## Problem details
Search the material and gather each line with "will" in it.

## Information provided

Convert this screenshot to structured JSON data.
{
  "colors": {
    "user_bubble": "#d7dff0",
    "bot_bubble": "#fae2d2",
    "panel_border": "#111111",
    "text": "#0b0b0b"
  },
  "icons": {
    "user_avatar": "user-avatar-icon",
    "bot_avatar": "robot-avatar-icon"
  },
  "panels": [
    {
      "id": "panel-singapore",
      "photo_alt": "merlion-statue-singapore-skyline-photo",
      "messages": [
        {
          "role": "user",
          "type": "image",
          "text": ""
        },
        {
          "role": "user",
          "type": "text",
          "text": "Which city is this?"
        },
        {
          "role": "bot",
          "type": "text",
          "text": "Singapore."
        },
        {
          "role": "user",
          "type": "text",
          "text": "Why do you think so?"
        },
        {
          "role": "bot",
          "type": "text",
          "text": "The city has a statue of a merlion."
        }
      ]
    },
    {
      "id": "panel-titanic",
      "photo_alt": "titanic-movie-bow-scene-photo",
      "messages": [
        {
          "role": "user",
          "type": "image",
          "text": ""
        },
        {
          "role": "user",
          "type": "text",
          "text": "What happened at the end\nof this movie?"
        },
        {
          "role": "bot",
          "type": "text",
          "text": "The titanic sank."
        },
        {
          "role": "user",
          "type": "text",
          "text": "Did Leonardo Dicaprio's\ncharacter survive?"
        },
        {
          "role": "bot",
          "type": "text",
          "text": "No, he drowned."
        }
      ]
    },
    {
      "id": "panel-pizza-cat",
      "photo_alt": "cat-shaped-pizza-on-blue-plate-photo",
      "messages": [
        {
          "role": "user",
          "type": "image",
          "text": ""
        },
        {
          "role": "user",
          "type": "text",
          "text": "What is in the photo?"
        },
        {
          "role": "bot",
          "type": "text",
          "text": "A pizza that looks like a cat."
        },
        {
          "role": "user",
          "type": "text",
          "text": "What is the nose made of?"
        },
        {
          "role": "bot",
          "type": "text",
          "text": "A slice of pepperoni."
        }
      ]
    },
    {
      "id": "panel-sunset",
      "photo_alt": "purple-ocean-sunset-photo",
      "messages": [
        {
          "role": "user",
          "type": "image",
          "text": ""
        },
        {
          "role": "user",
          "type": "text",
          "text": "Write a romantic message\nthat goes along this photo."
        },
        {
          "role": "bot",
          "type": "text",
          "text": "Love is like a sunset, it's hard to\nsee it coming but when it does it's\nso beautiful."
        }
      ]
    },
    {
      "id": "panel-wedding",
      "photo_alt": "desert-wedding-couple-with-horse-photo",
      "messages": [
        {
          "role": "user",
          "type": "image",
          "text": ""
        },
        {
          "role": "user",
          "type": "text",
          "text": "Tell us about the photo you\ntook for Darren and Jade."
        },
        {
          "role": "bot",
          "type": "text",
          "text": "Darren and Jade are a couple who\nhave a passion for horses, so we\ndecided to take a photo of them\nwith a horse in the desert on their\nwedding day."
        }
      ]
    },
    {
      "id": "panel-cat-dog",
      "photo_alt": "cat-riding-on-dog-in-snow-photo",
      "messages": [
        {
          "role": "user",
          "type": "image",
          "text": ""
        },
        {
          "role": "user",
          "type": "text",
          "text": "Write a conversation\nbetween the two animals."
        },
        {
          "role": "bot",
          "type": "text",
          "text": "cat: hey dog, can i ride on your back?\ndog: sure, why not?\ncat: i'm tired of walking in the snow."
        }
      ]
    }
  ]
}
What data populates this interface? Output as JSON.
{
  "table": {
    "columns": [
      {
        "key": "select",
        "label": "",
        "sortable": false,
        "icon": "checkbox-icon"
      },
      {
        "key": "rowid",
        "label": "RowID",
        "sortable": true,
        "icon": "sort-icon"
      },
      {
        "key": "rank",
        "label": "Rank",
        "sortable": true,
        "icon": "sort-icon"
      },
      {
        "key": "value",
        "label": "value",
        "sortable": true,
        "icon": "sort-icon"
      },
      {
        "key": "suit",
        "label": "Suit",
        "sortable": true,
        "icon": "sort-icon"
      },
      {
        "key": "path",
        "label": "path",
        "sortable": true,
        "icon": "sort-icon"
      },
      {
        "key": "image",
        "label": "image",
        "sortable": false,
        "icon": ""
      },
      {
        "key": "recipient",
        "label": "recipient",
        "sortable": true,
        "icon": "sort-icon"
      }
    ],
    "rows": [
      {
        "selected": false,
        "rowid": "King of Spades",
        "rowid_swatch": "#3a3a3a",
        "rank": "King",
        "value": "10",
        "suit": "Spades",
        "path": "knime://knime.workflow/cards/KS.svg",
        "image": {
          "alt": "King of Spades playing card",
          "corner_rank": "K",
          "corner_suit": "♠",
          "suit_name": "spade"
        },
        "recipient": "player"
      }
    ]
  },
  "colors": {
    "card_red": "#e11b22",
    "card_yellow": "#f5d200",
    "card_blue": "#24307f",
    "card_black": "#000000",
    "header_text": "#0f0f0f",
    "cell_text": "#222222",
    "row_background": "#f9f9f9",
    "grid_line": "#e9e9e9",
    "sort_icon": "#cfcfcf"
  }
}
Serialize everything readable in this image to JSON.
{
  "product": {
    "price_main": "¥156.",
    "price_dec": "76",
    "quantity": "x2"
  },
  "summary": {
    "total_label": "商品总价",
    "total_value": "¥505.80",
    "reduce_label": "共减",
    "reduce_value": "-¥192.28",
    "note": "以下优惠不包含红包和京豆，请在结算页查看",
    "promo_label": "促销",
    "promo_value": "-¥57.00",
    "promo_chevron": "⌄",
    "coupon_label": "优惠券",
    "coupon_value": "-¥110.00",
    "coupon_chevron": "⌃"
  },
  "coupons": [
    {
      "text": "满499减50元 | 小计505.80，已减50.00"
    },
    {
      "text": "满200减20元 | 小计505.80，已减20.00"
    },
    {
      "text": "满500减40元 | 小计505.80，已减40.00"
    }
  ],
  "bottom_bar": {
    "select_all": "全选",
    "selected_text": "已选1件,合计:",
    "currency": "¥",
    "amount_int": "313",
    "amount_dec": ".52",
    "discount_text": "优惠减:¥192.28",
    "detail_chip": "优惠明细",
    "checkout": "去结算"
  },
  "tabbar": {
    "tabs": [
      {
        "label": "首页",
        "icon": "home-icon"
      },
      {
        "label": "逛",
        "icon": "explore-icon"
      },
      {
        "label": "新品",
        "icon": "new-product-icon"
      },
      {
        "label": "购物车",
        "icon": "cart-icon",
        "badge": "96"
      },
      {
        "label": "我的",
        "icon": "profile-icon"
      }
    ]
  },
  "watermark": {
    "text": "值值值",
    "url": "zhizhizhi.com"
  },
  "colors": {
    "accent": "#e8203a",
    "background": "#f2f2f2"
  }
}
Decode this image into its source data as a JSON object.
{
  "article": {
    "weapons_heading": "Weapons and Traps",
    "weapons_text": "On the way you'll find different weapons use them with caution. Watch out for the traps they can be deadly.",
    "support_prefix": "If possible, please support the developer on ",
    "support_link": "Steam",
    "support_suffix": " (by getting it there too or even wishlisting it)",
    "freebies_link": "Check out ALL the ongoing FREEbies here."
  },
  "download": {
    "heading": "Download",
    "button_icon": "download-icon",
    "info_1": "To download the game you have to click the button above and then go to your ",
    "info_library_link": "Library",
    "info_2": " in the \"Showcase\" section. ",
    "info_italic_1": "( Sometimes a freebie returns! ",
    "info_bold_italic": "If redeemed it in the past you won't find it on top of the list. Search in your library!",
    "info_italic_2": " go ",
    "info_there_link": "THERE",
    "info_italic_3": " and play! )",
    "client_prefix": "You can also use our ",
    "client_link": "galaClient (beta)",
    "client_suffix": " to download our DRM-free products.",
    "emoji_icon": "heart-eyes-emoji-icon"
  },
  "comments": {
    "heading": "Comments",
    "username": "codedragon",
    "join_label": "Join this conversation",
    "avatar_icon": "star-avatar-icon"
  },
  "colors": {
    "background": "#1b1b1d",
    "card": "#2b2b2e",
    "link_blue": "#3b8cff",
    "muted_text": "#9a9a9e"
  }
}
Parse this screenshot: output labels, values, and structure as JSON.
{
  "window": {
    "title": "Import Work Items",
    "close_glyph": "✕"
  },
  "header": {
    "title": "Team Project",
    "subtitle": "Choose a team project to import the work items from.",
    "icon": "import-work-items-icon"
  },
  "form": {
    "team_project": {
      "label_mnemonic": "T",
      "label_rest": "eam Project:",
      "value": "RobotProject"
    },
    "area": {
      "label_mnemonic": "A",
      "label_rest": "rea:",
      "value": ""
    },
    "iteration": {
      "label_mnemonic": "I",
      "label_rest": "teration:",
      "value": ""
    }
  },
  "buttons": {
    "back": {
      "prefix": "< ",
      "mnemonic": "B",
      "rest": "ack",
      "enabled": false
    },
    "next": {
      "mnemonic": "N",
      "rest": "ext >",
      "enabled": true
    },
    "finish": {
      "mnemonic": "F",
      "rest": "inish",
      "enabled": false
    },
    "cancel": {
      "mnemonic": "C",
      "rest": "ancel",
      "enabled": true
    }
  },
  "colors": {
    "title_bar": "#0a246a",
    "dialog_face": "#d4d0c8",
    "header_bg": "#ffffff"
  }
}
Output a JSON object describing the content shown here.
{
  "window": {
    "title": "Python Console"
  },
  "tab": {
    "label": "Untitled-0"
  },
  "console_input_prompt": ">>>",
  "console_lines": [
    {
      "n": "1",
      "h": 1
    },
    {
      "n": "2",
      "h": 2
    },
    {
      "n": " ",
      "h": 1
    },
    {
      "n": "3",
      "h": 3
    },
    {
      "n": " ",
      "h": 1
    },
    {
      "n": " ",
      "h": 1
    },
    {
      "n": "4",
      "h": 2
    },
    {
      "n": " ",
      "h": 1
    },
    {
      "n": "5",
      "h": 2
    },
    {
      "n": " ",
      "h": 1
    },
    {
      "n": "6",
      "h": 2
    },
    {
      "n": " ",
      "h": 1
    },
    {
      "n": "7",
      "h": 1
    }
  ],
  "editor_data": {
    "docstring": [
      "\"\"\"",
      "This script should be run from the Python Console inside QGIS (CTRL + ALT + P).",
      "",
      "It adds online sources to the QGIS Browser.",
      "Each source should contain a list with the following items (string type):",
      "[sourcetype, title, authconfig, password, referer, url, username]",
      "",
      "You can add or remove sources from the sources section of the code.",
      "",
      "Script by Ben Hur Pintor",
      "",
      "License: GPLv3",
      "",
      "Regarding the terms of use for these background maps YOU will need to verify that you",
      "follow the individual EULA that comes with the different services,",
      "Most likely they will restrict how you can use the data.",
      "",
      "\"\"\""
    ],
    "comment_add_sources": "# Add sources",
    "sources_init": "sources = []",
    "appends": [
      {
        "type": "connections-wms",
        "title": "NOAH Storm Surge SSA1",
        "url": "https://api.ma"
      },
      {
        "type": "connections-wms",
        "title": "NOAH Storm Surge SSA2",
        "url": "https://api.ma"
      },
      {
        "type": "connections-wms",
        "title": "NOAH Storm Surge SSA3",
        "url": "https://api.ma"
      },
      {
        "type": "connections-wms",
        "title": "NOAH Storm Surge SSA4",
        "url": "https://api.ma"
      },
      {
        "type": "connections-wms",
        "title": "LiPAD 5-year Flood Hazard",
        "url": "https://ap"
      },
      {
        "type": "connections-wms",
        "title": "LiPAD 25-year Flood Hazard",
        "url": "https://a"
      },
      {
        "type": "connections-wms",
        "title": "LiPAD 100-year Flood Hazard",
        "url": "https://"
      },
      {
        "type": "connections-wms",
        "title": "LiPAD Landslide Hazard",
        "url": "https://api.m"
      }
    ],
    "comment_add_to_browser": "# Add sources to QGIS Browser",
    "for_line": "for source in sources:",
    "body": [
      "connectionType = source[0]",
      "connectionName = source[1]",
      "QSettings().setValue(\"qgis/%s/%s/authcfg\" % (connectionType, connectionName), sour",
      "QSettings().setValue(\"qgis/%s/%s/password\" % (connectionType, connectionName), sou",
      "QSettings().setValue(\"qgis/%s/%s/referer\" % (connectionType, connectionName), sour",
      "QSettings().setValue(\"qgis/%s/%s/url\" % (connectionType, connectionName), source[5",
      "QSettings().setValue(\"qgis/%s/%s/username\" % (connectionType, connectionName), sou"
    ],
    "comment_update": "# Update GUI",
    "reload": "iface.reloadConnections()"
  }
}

## Answer
      "Regarding the terms of use for these background maps YOU will need to verify that you",
      "Most likely they will restrict how you can use the data.",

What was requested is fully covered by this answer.